* [Action item]
Your reply should reproduce the data below without a single alteration, apart from dropping the images.

*** Opening of Dataset content ***

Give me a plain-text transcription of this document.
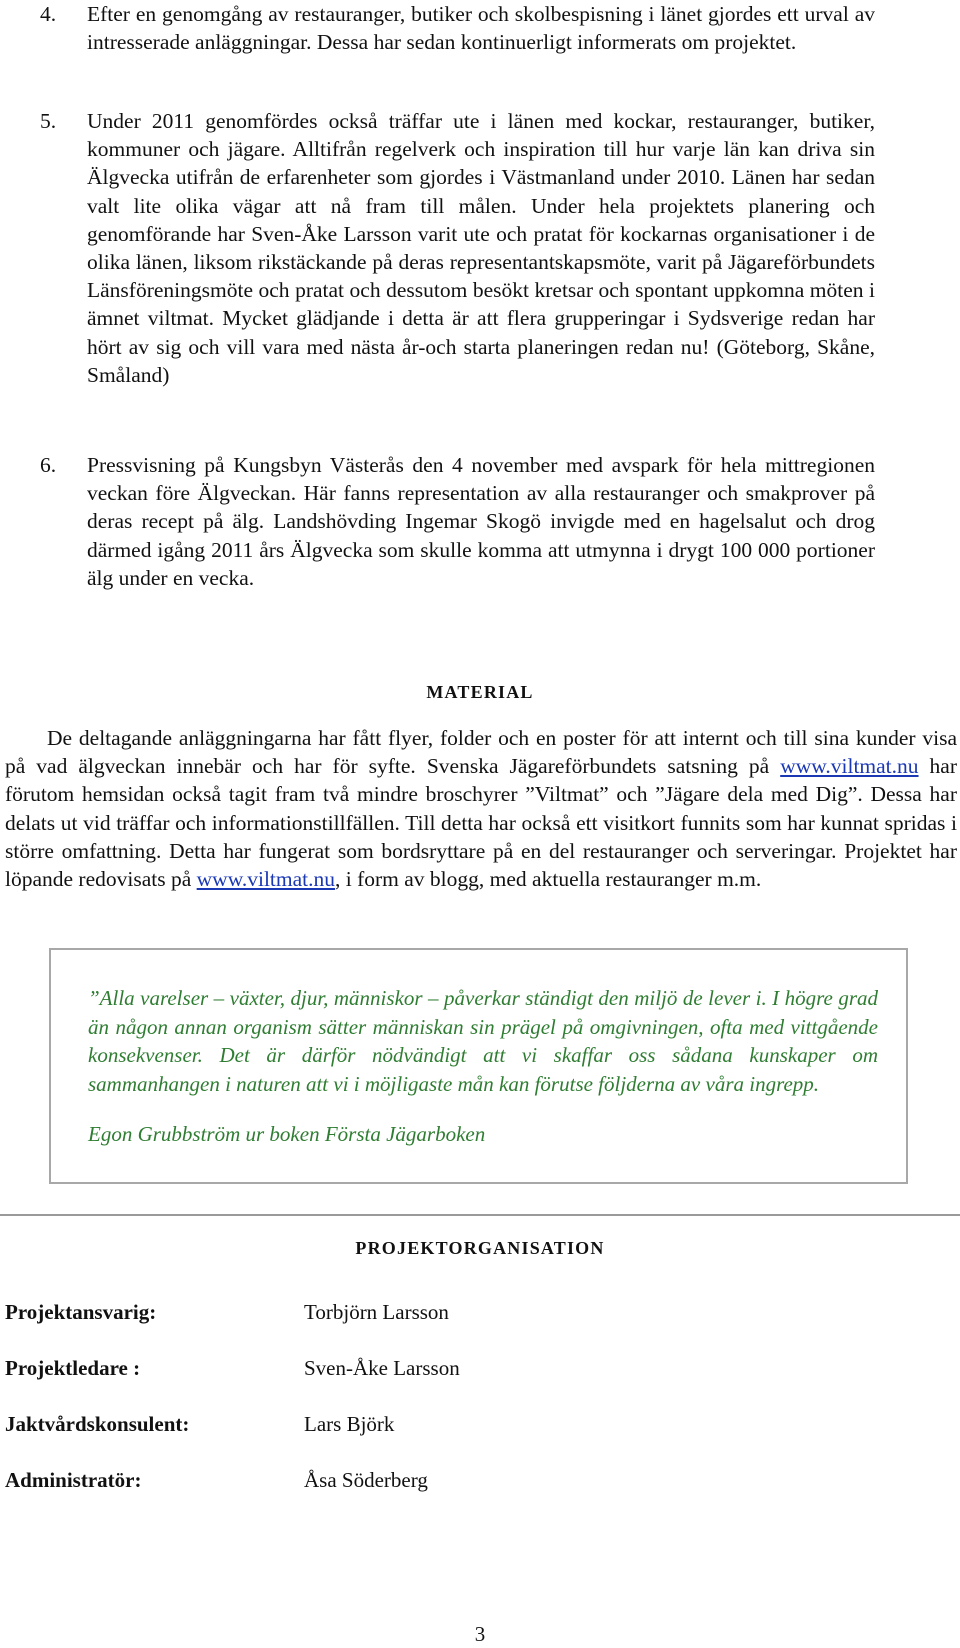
4.	Efter en genomgång av restauranger, butiker och skolbespisning i länet gjordes ett urval av intresserade anläggningar. Dessa har sedan kontinuerligt informerats om projektet.
5.	Under 2011 genomfördes också träffar ute i länen med kockar, restauranger, butiker, kommuner och jägare. Alltifrån regelverk och inspiration till hur varje län kan driva sin Älgvecka utifrån de erfarenheter som gjordes i Västmanland under 2010. Länen har sedan valt lite olika vägar att nå fram till målen. Under hela projektets planering och genomförande har Sven-Åke Larsson varit ute och pratat för kockarnas organisationer i de olika länen, liksom rikstäckande på deras representantskapsmöte, varit på Jägareförbundets Länsföreningsmöte och pratat och dessutom besökt kretsar och spontant uppkomna möten i ämnet viltmat. Mycket glädjande i detta är att flera grupperingar i Sydsverige redan har hört av sig och vill vara med nästa år-och starta planeringen redan nu! (Göteborg, Skåne, Småland)
6.	Pressvisning på Kungsbyn Västerås den 4 november med avspark för hela mittregionen veckan före Älgveckan. Här fanns representation av alla restauranger och smakprover på deras recept på älg. Landshövding Ingemar Skogö invigde med en hagelsalut och drog därmed igång 2011 års Älgvecka som skulle komma att utmynna i drygt 100 000 portioner älg under en vecka.
MATERIAL
De deltagande anläggningarna har fått flyer, folder och en poster för att internt och till sina kunder visa på vad älgveckan innebär och har för syfte. Svenska Jägareförbundets satsning på www.viltmat.nu har förutom hemsidan också tagit fram två mindre broschyrer ”Viltmat” och ”Jägare dela med Dig”. Dessa har delats ut vid träffar och informationstillfällen. Till detta har också ett visitkort funnits som har kunnat spridas i större omfattning. Detta har fungerat som bordsryttare på en del restauranger och serveringar. Projektet har löpande redovisats på www.viltmat.nu, i form av blogg, med aktuella restauranger m.m.
”Alla varelser – växter, djur, människor – påverkar ständigt den miljö de lever i. I högre grad än någon annan organism sätter människan sin prägel på omgivningen, ofta med vittgående konsekvenser. Det är därför nödvändigt att vi skaffar oss sådana kunskaper om sammanhangen i naturen att vi i möjligaste mån kan förutse följderna av våra ingrepp.
Egon Grubbström ur boken Första Jägarboken
PROJEKTORGANISATION
Projektansvarig:	Torbjörn Larsson
Projektledare :	Sven-Åke Larsson
Jaktvårdskonsulent:	Lars Björk
Administratör:	Åsa Söderberg
3
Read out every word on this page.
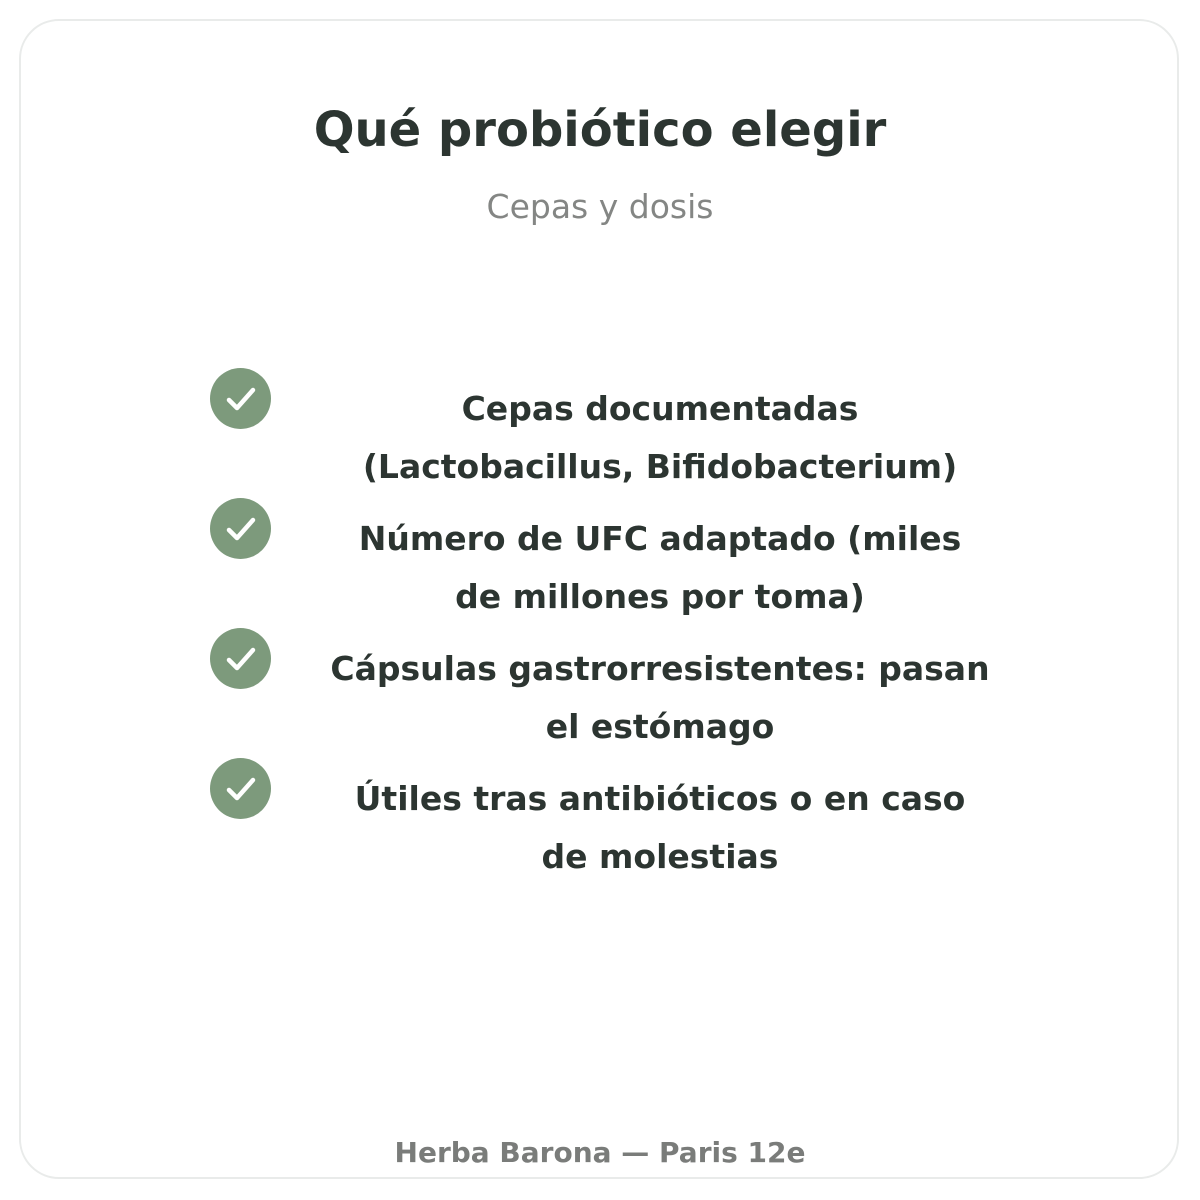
Qué probiótico elegir
Cepas y dosis
Cepas documentadas (Lactobacillus, Bifidobacterium)
Número de UFC adaptado (miles de millones por toma)
Cápsulas gastrorresistentes: pasan el estómago
Útiles tras antibióticos o en caso de molestias
Herba Barona — Paris 12e
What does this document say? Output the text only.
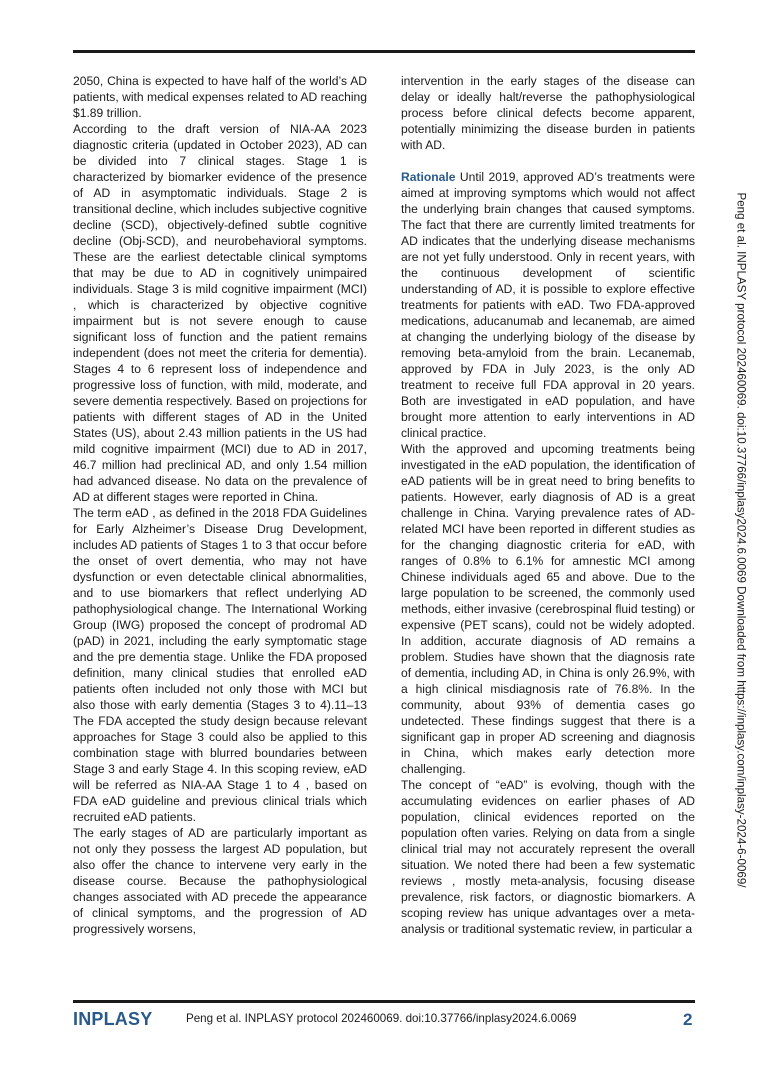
2050, China is expected to have half of the world’s AD patients, with medical expenses related to AD reaching $1.89 trillion.

According to the draft version of NIA-AA 2023 diagnostic criteria (updated in October 2023), AD can be divided into 7 clinical stages. Stage 1 is characterized by biomarker evidence of the presence of AD in asymptomatic individuals. Stage 2 is transitional decline, which includes subjective cognitive decline (SCD), objectively-defined subtle cognitive decline (Obj-SCD), and neurobehavioral symptoms. These are the earliest detectable clinical symptoms that may be due to AD in cognitively unimpaired individuals. Stage 3 is mild cognitive impairment (MCI) , which is characterized by objective cognitive impairment but is not severe enough to cause significant loss of function and the patient remains independent (does not meet the criteria for dementia). Stages 4 to 6 represent loss of independence and progressive loss of function, with mild, moderate, and severe dementia respectively. Based on projections for patients with different stages of AD in the United States (US), about 2.43 million patients in the US had mild cognitive impairment (MCI) due to AD in 2017, 46.7 million had preclinical AD, and only 1.54 million had advanced disease. No data on the prevalence of AD at different stages were reported in China.

The term eAD , as defined in the 2018 FDA Guidelines for Early Alzheimer’s Disease Drug Development, includes AD patients of Stages 1 to 3 that occur before the onset of overt dementia, who may not have dysfunction or even detectable clinical abnormalities, and to use biomarkers that reflect underlying AD pathophysiological change. The International Working Group (IWG) proposed the concept of prodromal AD (pAD) in 2021, including the early symptomatic stage and the pre dementia stage. Unlike the FDA proposed definition, many clinical studies that enrolled eAD patients often included not only those with MCI but also those with early dementia (Stages 3 to 4).11–13 The FDA accepted the study design because relevant approaches for Stage 3 could also be applied to this combination stage with blurred boundaries between Stage 3 and early Stage 4. In this scoping review, eAD will be referred as NIA-AA Stage 1 to 4 , based on FDA eAD guideline and previous clinical trials which recruited eAD patients.

The early stages of AD are particularly important as not only they possess the largest AD population, but also offer the chance to intervene very early in the disease course. Because the pathophysiological changes associated with AD precede the appearance of clinical symptoms, and the progression of AD progressively worsens,

intervention in the early stages of the disease can delay or ideally halt/reverse the pathophysiological process before clinical defects become apparent, potentially minimizing the disease burden in patients with AD.

Rationale Until 2019, approved AD’s treatments were aimed at improving symptoms which would not affect the underlying brain changes that caused symptoms. The fact that there are currently limited treatments for AD indicates that the underlying disease mechanisms are not yet fully understood. Only in recent years, with the continuous development of scientific understanding of AD, it is possible to explore effective treatments for patients with eAD. Two FDA-approved medications, aducanumab and lecanemab, are aimed at changing the underlying biology of the disease by removing beta-amyloid from the brain. Lecanemab, approved by FDA in July 2023, is the only AD treatment to receive full FDA approval in 20 years. Both are investigated in eAD population, and have brought more attention to early interventions in AD clinical practice.

With the approved and upcoming treatments being investigated in the eAD population, the identification of eAD patients will be in great need to bring benefits to patients. However, early diagnosis of AD is a great challenge in China. Varying prevalence rates of AD-related MCI have been reported in different studies as for the changing diagnostic criteria for eAD, with ranges of 0.8% to 6.1% for amnestic MCI among Chinese individuals aged 65 and above. Due to the large population to be screened, the commonly used methods, either invasive (cerebrospinal fluid testing) or expensive (PET scans), could not be widely adopted. In addition, accurate diagnosis of AD remains a problem. Studies have shown that the diagnosis rate of dementia, including AD, in China is only 26.9%, with a high clinical misdiagnosis rate of 76.8%. In the community, about 93% of dementia cases go undetected. These findings suggest that there is a significant gap in proper AD screening and diagnosis in China, which makes early detection more challenging.

The concept of “eAD” is evolving, though with the accumulating evidences on earlier phases of AD population, clinical evidences reported on the population often varies. Relying on data from a single clinical trial may not accurately represent the overall situation. We noted there had been a few systematic reviews , mostly meta-analysis, focusing disease prevalence, risk factors, or diagnostic biomarkers. A scoping review has unique advantages over a meta-analysis or traditional systematic review, in particular a

Peng et al. INPLASY protocol 202460069. doi:10.37766/inplasy2024.6.0069 Downloaded from https://inplasy.com/inplasy-2024-6-0069/
INPLASY	Peng et al. INPLASY protocol 202460069. doi:10.37766/inplasy2024.6.0069	2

*** Close of Dataset content ***

* [Task answer]
Give me a plain-text transcription of this document.
4.	Efter en genomgång av restauranger, butiker och skolbespisning i länet gjordes ett urval av intresserade anläggningar. Dessa har sedan kontinuerligt informerats om projektet.
5.	Under 2011 genomfördes också träffar ute i länen med kockar, restauranger, butiker, kommuner och jägare. Alltifrån regelverk och inspiration till hur varje län kan driva sin Älgvecka utifrån de erfarenheter som gjordes i Västmanland under 2010. Länen har sedan valt lite olika vägar att nå fram till målen. Under hela projektets planering och genomförande har Sven-Åke Larsson varit ute och pratat för kockarnas organisationer i de olika länen, liksom rikstäckande på deras representantskapsmöte, varit på Jägareförbundets Länsföreningsmöte och pratat och dessutom besökt kretsar och spontant uppkomna möten i ämnet viltmat. Mycket glädjande i detta är att flera grupperingar i Sydsverige redan har hört av sig och vill vara med nästa år-och starta planeringen redan nu! (Göteborg, Skåne, Småland)
6.	Pressvisning på Kungsbyn Västerås den 4 november med avspark för hela mittregionen veckan före Älgveckan. Här fanns representation av alla restauranger och smakprover på deras recept på älg. Landshövding Ingemar Skogö invigde med en hagelsalut och drog därmed igång 2011 års Älgvecka som skulle komma att utmynna i drygt 100 000 portioner älg under en vecka.
MATERIAL
De deltagande anläggningarna har fått flyer, folder och en poster för att internt och till sina kunder visa på vad älgveckan innebär och har för syfte. Svenska Jägareförbundets satsning på www.viltmat.nu har förutom hemsidan också tagit fram två mindre broschyrer ”Viltmat” och ”Jägare dela med Dig”. Dessa har delats ut vid träffar och informationstillfällen. Till detta har också ett visitkort funnits som har kunnat spridas i större omfattning. Detta har fungerat som bordsryttare på en del restauranger och serveringar. Projektet har löpande redovisats på www.viltmat.nu, i form av blogg, med aktuella restauranger m.m.
”Alla varelser – växter, djur, människor – påverkar ständigt den miljö de lever i. I högre grad än någon annan organism sätter människan sin prägel på omgivningen, ofta med vittgående konsekvenser. Det är därför nödvändigt att vi skaffar oss sådana kunskaper om sammanhangen i naturen att vi i möjligaste mån kan förutse följderna av våra ingrepp.
Egon Grubbström ur boken Första Jägarboken
PROJEKTORGANISATION
Projektansvarig:	Torbjörn Larsson
Projektledare :	Sven-Åke Larsson
Jaktvårdskonsulent:	Lars Björk
Administratör:	Åsa Söderberg
3
Read out every word on this page.
Qué probiótico elegir
Cepas y dosis
Cepas documentadas (Lactobacillus, Bifidobacterium)
Número de UFC adaptado (miles de millones por toma)
Cápsulas gastrorresistentes: pasan el estómago
Útiles tras antibióticos o en caso de molestias
Herba Barona — Paris 12e
What does this document say? Output the text only.
2050, China is expected to have half of the world’s AD patients, with medical expenses related to AD reaching $1.89 trillion.

According to the draft version of NIA-AA 2023 diagnostic criteria (updated in October 2023), AD can be divided into 7 clinical stages. Stage 1 is characterized by biomarker evidence of the presence of AD in asymptomatic individuals. Stage 2 is transitional decline, which includes subjective cognitive decline (SCD), objectively-defined subtle cognitive decline (Obj-SCD), and neurobehavioral symptoms. These are the earliest detectable clinical symptoms that may be due to AD in cognitively unimpaired individuals. Stage 3 is mild cognitive impairment (MCI) , which is characterized by objective cognitive impairment but is not severe enough to cause significant loss of function and the patient remains independent (does not meet the criteria for dementia). Stages 4 to 6 represent loss of independence and progressive loss of function, with mild, moderate, and severe dementia respectively. Based on projections for patients with different stages of AD in the United States (US), about 2.43 million patients in the US had mild cognitive impairment (MCI) due to AD in 2017, 46.7 million had preclinical AD, and only 1.54 million had advanced disease. No data on the prevalence of AD at different stages were reported in China.

The term eAD , as defined in the 2018 FDA Guidelines for Early Alzheimer’s Disease Drug Development, includes AD patients of Stages 1 to 3 that occur before the onset of overt dementia, who may not have dysfunction or even detectable clinical abnormalities, and to use biomarkers that reflect underlying AD pathophysiological change. The International Working Group (IWG) proposed the concept of prodromal AD (pAD) in 2021, including the early symptomatic stage and the pre dementia stage. Unlike the FDA proposed definition, many clinical studies that enrolled eAD patients often included not only those with MCI but also those with early dementia (Stages 3 to 4).11–13 The FDA accepted the study design because relevant approaches for Stage 3 could also be applied to this combination stage with blurred boundaries between Stage 3 and early Stage 4. In this scoping review, eAD will be referred as NIA-AA Stage 1 to 4 , based on FDA eAD guideline and previous clinical trials which recruited eAD patients.

The early stages of AD are particularly important as not only they possess the largest AD population, but also offer the chance to intervene very early in the disease course. Because the pathophysiological changes associated with AD precede the appearance of clinical symptoms, and the progression of AD progressively worsens,

intervention in the early stages of the disease can delay or ideally halt/reverse the pathophysiological process before clinical defects become apparent, potentially minimizing the disease burden in patients with AD.

Rationale Until 2019, approved AD’s treatments were aimed at improving symptoms which would not affect the underlying brain changes that caused symptoms. The fact that there are currently limited treatments for AD indicates that the underlying disease mechanisms are not yet fully understood. Only in recent years, with the continuous development of scientific understanding of AD, it is possible to explore effective treatments for patients with eAD. Two FDA-approved medications, aducanumab and lecanemab, are aimed at changing the underlying biology of the disease by removing beta-amyloid from the brain. Lecanemab, approved by FDA in July 2023, is the only AD treatment to receive full FDA approval in 20 years. Both are investigated in eAD population, and have brought more attention to early interventions in AD clinical practice.

With the approved and upcoming treatments being investigated in the eAD population, the identification of eAD patients will be in great need to bring benefits to patients. However, early diagnosis of AD is a great challenge in China. Varying prevalence rates of AD-related MCI have been reported in different studies as for the changing diagnostic criteria for eAD, with ranges of 0.8% to 6.1% for amnestic MCI among Chinese individuals aged 65 and above. Due to the large population to be screened, the commonly used methods, either invasive (cerebrospinal fluid testing) or expensive (PET scans), could not be widely adopted. In addition, accurate diagnosis of AD remains a problem. Studies have shown that the diagnosis rate of dementia, including AD, in China is only 26.9%, with a high clinical misdiagnosis rate of 76.8%. In the community, about 93% of dementia cases go undetected. These findings suggest that there is a significant gap in proper AD screening and diagnosis in China, which makes early detection more challenging.

The concept of “eAD” is evolving, though with the accumulating evidences on earlier phases of AD population, clinical evidences reported on the population often varies. Relying on data from a single clinical trial may not accurately represent the overall situation. We noted there had been a few systematic reviews , mostly meta-analysis, focusing disease prevalence, risk factors, or diagnostic biomarkers. A scoping review has unique advantages over a meta-analysis or traditional systematic review, in particular a

Peng et al. INPLASY protocol 202460069. doi:10.37766/inplasy2024.6.0069 Downloaded from https://inplasy.com/inplasy-2024-6-0069/
INPLASY	Peng et al. INPLASY protocol 202460069. doi:10.37766/inplasy2024.6.0069	2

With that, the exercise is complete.